## start

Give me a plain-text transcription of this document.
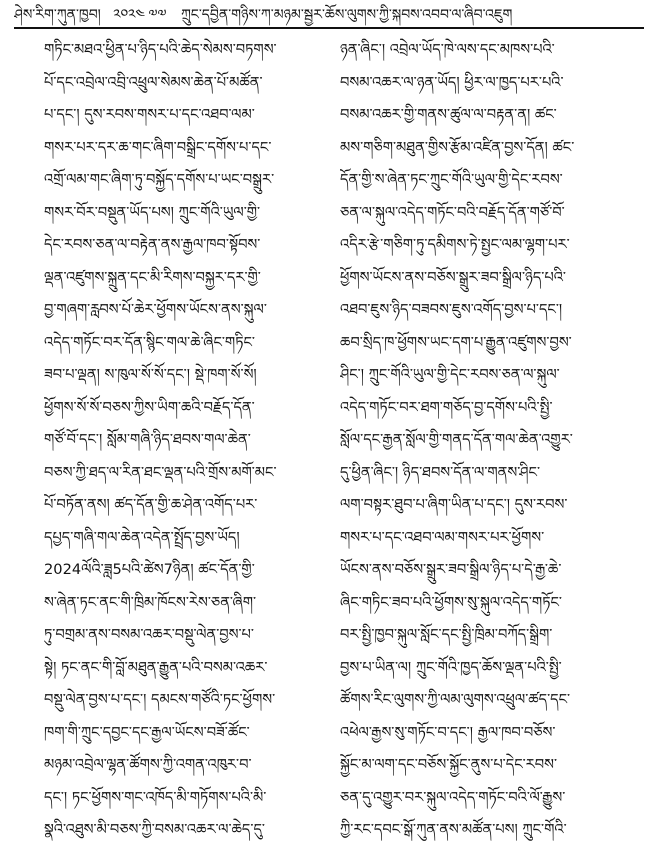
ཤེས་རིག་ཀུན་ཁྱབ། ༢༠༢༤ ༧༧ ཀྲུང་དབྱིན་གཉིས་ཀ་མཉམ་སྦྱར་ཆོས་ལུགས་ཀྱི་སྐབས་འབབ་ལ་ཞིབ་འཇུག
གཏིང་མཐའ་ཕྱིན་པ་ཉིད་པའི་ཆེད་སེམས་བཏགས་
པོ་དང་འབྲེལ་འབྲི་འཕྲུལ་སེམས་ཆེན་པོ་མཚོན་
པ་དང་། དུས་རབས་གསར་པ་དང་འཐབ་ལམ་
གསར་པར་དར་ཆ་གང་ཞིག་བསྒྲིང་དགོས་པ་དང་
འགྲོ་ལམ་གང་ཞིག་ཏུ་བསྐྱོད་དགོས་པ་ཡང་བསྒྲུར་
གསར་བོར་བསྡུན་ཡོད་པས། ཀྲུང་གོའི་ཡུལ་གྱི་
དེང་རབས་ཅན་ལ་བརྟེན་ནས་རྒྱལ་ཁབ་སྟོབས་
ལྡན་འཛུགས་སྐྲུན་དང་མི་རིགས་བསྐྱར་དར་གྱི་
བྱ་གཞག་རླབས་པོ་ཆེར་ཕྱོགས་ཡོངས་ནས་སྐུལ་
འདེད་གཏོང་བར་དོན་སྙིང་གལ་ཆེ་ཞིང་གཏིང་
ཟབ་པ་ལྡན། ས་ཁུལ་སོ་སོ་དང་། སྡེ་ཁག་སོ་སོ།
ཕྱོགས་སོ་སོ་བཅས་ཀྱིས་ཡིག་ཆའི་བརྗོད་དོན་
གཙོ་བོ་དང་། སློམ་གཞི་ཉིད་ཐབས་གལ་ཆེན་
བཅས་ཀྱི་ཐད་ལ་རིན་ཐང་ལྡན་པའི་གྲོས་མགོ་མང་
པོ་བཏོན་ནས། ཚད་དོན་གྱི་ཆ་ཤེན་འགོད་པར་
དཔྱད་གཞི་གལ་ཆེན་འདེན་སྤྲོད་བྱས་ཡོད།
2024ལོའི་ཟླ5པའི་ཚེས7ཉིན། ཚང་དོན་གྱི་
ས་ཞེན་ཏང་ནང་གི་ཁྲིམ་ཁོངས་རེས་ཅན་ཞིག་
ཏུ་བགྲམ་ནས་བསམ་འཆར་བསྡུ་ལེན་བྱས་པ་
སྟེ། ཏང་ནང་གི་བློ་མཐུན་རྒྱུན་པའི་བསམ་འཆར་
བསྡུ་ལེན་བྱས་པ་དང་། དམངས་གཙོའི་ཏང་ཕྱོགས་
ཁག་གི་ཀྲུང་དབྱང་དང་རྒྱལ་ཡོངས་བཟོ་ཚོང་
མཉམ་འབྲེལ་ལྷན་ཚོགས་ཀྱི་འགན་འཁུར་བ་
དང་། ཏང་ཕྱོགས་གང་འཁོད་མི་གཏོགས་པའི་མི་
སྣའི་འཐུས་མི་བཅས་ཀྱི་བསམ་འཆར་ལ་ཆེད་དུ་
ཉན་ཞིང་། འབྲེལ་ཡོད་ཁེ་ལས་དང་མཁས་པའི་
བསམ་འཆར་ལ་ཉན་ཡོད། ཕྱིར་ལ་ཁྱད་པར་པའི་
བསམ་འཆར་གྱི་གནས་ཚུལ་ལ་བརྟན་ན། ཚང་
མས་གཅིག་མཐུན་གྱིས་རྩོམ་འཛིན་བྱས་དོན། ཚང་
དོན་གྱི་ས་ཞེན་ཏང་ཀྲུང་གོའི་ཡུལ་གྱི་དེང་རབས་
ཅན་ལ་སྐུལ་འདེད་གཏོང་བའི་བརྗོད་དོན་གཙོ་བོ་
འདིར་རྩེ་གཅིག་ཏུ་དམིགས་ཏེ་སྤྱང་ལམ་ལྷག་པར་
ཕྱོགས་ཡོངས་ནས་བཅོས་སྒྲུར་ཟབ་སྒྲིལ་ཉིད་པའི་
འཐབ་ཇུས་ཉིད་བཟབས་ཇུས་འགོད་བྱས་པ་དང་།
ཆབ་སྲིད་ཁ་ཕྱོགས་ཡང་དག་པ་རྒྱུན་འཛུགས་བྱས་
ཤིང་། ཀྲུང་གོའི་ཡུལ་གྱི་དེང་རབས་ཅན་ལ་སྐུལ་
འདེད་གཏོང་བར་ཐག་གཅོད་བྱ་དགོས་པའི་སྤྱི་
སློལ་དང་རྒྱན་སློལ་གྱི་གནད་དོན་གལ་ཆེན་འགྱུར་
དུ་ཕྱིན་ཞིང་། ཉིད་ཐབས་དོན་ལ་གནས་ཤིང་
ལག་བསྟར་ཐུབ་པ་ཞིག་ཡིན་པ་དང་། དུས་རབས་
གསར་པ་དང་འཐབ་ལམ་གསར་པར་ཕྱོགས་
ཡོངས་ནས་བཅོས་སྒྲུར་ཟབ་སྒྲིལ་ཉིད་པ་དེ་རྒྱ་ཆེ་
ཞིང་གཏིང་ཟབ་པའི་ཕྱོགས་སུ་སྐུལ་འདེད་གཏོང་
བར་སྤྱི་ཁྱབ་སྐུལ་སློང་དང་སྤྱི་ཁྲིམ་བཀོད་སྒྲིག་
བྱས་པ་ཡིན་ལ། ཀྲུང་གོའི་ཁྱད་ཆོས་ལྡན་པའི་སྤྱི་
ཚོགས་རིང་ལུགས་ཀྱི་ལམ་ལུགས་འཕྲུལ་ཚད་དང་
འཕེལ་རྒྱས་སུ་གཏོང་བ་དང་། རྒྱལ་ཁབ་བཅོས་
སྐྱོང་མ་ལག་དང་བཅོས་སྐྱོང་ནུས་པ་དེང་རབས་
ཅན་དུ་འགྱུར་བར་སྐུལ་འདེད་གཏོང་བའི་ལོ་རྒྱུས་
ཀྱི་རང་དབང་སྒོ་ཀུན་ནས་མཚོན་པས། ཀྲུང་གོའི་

## end
## start

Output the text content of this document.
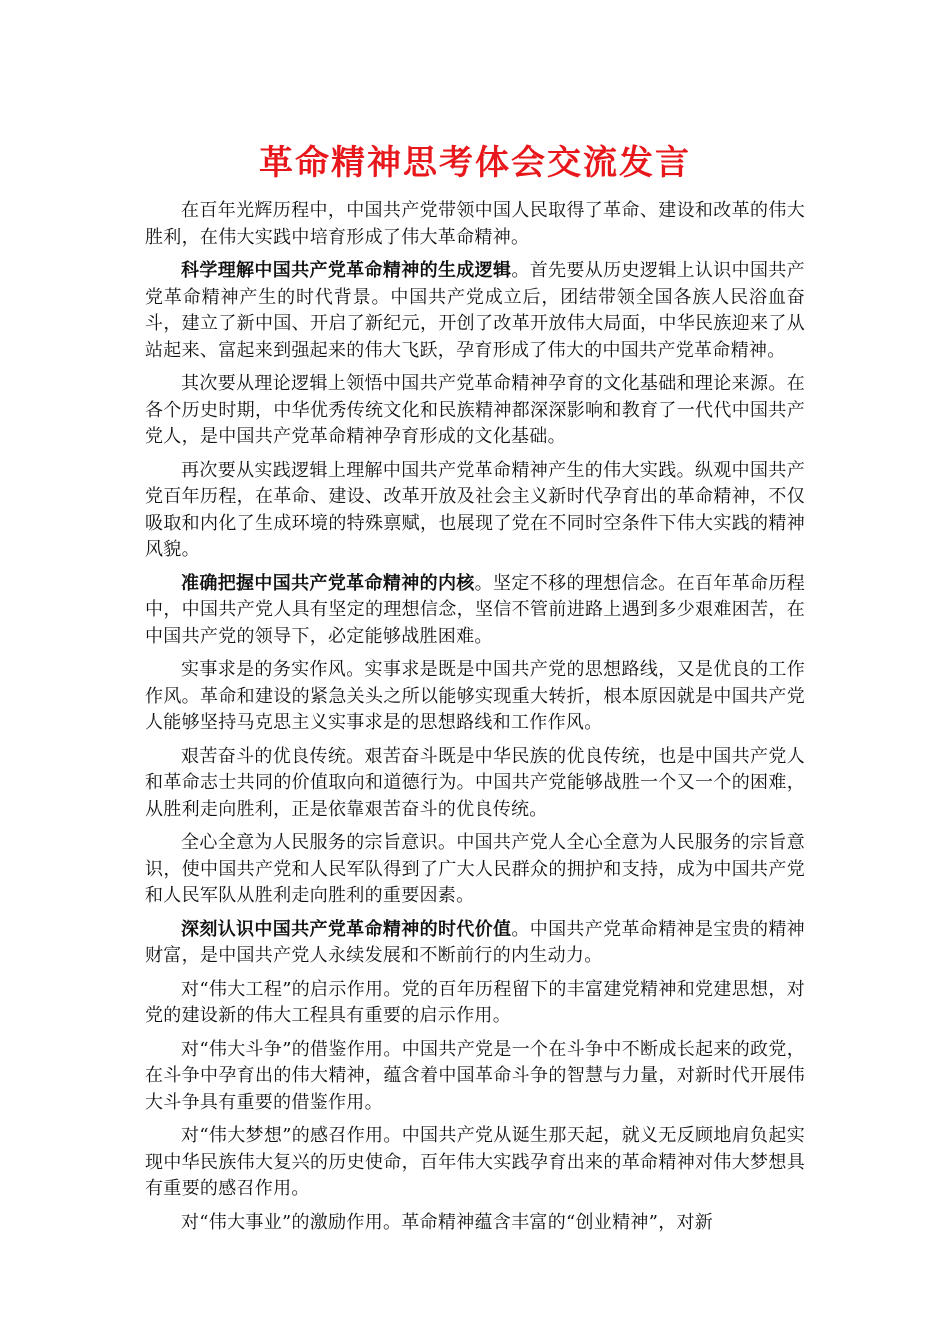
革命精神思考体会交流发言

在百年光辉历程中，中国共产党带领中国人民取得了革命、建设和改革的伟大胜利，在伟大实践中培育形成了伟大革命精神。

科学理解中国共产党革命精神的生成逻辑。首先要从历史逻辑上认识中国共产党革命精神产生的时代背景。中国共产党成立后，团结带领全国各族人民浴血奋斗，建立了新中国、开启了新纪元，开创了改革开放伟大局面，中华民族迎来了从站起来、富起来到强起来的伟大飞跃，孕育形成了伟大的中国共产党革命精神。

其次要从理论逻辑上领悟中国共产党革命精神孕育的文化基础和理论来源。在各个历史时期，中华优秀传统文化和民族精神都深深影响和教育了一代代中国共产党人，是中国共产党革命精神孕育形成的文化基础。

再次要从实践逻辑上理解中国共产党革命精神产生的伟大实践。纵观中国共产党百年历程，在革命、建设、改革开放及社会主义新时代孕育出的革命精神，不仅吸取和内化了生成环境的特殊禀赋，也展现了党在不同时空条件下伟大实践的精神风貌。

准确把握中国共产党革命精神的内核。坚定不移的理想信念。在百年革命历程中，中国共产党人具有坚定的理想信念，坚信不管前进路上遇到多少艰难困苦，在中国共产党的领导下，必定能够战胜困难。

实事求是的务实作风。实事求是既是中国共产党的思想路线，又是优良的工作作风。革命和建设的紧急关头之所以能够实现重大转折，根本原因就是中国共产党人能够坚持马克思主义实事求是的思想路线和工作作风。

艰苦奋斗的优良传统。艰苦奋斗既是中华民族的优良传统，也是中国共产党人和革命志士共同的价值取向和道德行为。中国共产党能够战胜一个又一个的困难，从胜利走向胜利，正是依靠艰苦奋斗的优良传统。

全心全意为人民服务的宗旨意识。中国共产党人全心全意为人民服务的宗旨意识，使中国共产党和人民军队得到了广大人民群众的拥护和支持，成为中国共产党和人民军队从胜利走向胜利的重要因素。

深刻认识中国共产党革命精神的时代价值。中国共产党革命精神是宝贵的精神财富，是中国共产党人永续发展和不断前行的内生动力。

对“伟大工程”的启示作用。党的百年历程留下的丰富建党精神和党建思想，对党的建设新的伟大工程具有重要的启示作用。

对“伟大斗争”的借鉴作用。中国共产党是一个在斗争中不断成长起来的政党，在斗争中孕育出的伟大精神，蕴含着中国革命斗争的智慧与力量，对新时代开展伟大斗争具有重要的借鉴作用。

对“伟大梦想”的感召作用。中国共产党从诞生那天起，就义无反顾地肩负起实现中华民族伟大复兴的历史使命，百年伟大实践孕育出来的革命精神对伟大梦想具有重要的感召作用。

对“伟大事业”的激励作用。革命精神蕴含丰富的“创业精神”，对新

## end

## What you have to do:
List all lines where "document" occurs.

## Task answer:
Give me a plain-text transcription of this document.
Output the text content of this document.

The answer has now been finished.